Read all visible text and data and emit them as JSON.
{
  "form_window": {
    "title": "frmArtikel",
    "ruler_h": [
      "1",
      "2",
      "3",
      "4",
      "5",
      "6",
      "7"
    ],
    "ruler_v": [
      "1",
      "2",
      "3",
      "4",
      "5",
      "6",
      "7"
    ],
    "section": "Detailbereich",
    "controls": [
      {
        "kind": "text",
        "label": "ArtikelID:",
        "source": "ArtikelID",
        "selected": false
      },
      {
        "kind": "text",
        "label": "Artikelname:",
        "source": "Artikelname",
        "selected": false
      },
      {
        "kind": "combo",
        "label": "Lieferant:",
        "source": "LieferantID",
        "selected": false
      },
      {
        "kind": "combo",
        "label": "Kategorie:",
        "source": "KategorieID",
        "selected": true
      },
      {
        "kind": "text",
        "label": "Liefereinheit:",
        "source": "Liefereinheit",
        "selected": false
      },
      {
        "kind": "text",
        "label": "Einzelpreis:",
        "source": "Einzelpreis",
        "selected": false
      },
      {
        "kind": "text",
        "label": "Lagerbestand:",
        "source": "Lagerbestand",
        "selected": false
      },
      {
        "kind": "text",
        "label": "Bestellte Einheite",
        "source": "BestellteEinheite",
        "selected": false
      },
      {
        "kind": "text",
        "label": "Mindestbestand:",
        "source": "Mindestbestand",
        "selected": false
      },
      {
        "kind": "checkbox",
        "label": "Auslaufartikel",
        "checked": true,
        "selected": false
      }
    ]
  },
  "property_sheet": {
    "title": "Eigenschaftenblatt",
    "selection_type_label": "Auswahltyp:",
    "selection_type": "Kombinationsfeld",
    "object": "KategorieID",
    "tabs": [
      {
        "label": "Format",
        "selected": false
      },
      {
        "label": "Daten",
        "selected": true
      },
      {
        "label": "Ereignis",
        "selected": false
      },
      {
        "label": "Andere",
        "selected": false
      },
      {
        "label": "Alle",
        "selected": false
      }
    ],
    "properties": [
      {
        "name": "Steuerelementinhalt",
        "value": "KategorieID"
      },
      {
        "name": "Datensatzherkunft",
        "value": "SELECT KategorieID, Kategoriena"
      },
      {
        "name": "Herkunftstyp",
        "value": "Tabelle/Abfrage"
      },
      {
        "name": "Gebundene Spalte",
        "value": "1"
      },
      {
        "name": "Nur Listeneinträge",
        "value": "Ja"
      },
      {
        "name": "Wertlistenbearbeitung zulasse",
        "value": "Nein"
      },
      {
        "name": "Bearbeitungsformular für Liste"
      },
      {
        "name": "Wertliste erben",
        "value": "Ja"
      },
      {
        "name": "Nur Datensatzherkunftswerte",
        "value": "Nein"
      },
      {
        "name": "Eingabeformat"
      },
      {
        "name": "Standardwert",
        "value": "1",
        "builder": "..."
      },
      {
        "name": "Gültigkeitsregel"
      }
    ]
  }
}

________________________________________

#### WORK INSTRUCTIONS:
Using the listing above, show each line holding the string "Mindestbestand".

#### THE REPLY:
        "label": "Mindestbestand:",
        "source": "Mindestbestand",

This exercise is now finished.